[BEGIN]

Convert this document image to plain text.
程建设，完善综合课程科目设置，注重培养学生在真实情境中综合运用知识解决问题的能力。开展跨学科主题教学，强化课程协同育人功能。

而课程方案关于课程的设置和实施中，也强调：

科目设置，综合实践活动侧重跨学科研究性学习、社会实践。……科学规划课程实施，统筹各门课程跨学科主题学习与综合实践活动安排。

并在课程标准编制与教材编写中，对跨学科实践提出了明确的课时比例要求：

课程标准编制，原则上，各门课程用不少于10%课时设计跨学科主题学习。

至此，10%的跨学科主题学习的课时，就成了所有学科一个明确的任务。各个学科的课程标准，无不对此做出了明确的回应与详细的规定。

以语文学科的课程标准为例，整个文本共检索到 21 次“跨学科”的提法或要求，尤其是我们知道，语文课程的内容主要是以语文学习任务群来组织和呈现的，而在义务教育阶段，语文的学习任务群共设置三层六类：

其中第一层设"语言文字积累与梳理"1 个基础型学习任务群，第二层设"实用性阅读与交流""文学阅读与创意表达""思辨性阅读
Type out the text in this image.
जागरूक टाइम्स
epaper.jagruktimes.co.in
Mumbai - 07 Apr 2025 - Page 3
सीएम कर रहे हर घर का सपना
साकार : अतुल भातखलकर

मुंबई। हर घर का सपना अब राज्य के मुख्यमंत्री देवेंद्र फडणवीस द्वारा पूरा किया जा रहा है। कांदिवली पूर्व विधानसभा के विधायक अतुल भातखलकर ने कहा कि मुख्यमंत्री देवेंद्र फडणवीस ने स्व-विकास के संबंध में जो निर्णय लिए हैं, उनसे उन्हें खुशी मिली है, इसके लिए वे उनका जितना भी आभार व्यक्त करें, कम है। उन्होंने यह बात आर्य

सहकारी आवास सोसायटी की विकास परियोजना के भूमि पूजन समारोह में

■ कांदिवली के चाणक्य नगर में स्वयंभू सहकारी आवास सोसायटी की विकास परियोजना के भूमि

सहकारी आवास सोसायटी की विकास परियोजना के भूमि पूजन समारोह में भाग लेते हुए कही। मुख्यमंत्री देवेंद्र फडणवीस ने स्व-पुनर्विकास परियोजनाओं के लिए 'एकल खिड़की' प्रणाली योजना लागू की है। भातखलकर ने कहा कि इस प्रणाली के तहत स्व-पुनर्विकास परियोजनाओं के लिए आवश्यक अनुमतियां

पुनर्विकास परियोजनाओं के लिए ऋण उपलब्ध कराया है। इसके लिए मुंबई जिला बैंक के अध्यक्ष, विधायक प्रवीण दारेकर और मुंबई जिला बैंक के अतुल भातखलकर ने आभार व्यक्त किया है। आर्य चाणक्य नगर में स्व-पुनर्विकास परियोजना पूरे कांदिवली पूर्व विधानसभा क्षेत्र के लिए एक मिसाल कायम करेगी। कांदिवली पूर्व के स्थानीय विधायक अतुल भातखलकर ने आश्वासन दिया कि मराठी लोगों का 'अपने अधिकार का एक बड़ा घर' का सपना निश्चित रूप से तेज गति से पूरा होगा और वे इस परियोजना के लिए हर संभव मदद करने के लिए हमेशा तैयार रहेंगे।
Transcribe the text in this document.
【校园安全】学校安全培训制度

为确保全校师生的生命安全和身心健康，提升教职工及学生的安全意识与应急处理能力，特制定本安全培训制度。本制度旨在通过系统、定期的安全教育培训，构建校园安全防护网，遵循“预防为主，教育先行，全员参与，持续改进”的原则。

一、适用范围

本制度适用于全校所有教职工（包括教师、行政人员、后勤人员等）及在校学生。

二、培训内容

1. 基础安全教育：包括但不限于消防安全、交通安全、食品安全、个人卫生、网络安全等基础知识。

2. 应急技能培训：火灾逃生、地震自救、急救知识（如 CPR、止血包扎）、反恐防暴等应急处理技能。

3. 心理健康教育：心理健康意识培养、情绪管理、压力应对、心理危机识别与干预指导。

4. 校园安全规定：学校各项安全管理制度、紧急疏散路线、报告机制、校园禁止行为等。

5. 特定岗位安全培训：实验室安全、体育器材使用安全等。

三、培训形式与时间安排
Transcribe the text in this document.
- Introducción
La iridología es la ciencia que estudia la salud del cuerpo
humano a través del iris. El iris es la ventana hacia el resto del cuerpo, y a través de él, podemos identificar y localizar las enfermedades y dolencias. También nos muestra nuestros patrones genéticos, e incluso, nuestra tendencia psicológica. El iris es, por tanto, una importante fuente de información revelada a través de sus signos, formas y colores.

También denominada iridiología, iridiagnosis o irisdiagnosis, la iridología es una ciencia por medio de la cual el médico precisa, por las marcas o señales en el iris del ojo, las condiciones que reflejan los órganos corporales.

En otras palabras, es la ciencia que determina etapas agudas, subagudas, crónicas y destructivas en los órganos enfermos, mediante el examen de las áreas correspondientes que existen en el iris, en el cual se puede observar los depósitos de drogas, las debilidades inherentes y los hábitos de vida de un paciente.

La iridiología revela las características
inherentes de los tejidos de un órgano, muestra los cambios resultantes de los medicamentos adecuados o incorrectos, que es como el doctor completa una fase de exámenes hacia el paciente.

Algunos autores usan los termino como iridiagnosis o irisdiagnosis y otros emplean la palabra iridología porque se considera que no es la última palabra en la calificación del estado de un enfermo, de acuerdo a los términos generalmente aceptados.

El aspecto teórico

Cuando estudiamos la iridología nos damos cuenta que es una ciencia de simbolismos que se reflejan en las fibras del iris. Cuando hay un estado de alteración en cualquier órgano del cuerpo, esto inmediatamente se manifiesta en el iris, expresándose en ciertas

[END]

Take the listing above and set it down exactly.

### Final answer
Convert this document image to plain text.
程建设，完善综合课程科目设置，注重培养学生在真实情境中综合运用知识解决问题的能力。开展跨学科主题教学，强化课程协同育人功能。

而课程方案关于课程的设置和实施中，也强调：

科目设置，综合实践活动侧重跨学科研究性学习、社会实践。……科学规划课程实施，统筹各门课程跨学科主题学习与综合实践活动安排。

并在课程标准编制与教材编写中，对跨学科实践提出了明确的课时比例要求：

课程标准编制，原则上，各门课程用不少于10%课时设计跨学科主题学习。

至此，10%的跨学科主题学习的课时，就成了所有学科一个明确的任务。各个学科的课程标准，无不对此做出了明确的回应与详细的规定。

以语文学科的课程标准为例，整个文本共检索到 21 次“跨学科”的提法或要求，尤其是我们知道，语文课程的内容主要是以语文学习任务群来组织和呈现的，而在义务教育阶段，语文的学习任务群共设置三层六类：

其中第一层设"语言文字积累与梳理"1 个基础型学习任务群，第二层设"实用性阅读与交流""文学阅读与创意表达""思辨性阅读
Type out the text in this image.
जागरूक टाइम्स
epaper.jagruktimes.co.in
Mumbai - 07 Apr 2025 - Page 3
सीएम कर रहे हर घर का सपना
साकार : अतुल भातखलकर

मुंबई। हर घर का सपना अब राज्य के मुख्यमंत्री देवेंद्र फडणवीस द्वारा पूरा किया जा रहा है। कांदिवली पूर्व विधानसभा के विधायक अतुल भातखलकर ने कहा कि मुख्यमंत्री देवेंद्र फडणवीस ने स्व-विकास के संबंध में जो निर्णय लिए हैं, उनसे उन्हें खुशी मिली है, इसके लिए वे उनका जितना भी आभार व्यक्त करें, कम है। उन्होंने यह बात आर्य

सहकारी आवास सोसायटी की विकास परियोजना के भूमि पूजन समारोह में

■ कांदिवली के चाणक्य नगर में स्वयंभू सहकारी आवास सोसायटी की विकास परियोजना के भूमि

सहकारी आवास सोसायटी की विकास परियोजना के भूमि पूजन समारोह में भाग लेते हुए कही। मुख्यमंत्री देवेंद्र फडणवीस ने स्व-पुनर्विकास परियोजनाओं के लिए 'एकल खिड़की' प्रणाली योजना लागू की है। भातखलकर ने कहा कि इस प्रणाली के तहत स्व-पुनर्विकास परियोजनाओं के लिए आवश्यक अनुमतियां

पुनर्विकास परियोजनाओं के लिए ऋण उपलब्ध कराया है। इसके लिए मुंबई जिला बैंक के अध्यक्ष, विधायक प्रवीण दारेकर और मुंबई जिला बैंक के अतुल भातखलकर ने आभार व्यक्त किया है। आर्य चाणक्य नगर में स्व-पुनर्विकास परियोजना पूरे कांदिवली पूर्व विधानसभा क्षेत्र के लिए एक मिसाल कायम करेगी। कांदिवली पूर्व के स्थानीय विधायक अतुल भातखलकर ने आश्वासन दिया कि मराठी लोगों का 'अपने अधिकार का एक बड़ा घर' का सपना निश्चित रूप से तेज गति से पूरा होगा और वे इस परियोजना के लिए हर संभव मदद करने के लिए हमेशा तैयार रहेंगे।
Transcribe the text in this document.
【校园安全】学校安全培训制度

为确保全校师生的生命安全和身心健康，提升教职工及学生的安全意识与应急处理能力，特制定本安全培训制度。本制度旨在通过系统、定期的安全教育培训，构建校园安全防护网，遵循“预防为主，教育先行，全员参与，持续改进”的原则。

一、适用范围

本制度适用于全校所有教职工（包括教师、行政人员、后勤人员等）及在校学生。

二、培训内容

1. 基础安全教育：包括但不限于消防安全、交通安全、食品安全、个人卫生、网络安全等基础知识。

2. 应急技能培训：火灾逃生、地震自救、急救知识（如 CPR、止血包扎）、反恐防暴等应急处理技能。

3. 心理健康教育：心理健康意识培养、情绪管理、压力应对、心理危机识别与干预指导。

4. 校园安全规定：学校各项安全管理制度、紧急疏散路线、报告机制、校园禁止行为等。

5. 特定岗位安全培训：实验室安全、体育器材使用安全等。

三、培训形式与时间安排
Transcribe the text in this document.
- Introducción
La iridología es la ciencia que estudia la salud del cuerpo
humano a través del iris. El iris es la ventana hacia el resto del cuerpo, y a través de él, podemos identificar y localizar las enfermedades y dolencias. También nos muestra nuestros patrones genéticos, e incluso, nuestra tendencia psicológica. El iris es, por tanto, una importante fuente de información revelada a través de sus signos, formas y colores.

También denominada iridiología, iridiagnosis o irisdiagnosis, la iridología es una ciencia por medio de la cual el médico precisa, por las marcas o señales en el iris del ojo, las condiciones que reflejan los órganos corporales.

En otras palabras, es la ciencia que determina etapas agudas, subagudas, crónicas y destructivas en los órganos enfermos, mediante el examen de las áreas correspondientes que existen en el iris, en el cual se puede observar los depósitos de drogas, las debilidades inherentes y los hábitos de vida de un paciente.

La iridiología revela las características
inherentes de los tejidos de un órgano, muestra los cambios resultantes de los medicamentos adecuados o incorrectos, que es como el doctor completa una fase de exámenes hacia el paciente.

Algunos autores usan los termino como iridiagnosis o irisdiagnosis y otros emplean la palabra iridología porque se considera que no es la última palabra en la calificación del estado de un enfermo, de acuerdo a los términos generalmente aceptados.

El aspecto teórico

Cuando estudiamos la iridología nos damos cuenta que es una ciencia de simbolismos que se reflejan en las fibras del iris. Cuando hay un estado de alteración en cualquier órgano del cuerpo, esto inmediatamente se manifiesta en el iris, expresándose en ciertas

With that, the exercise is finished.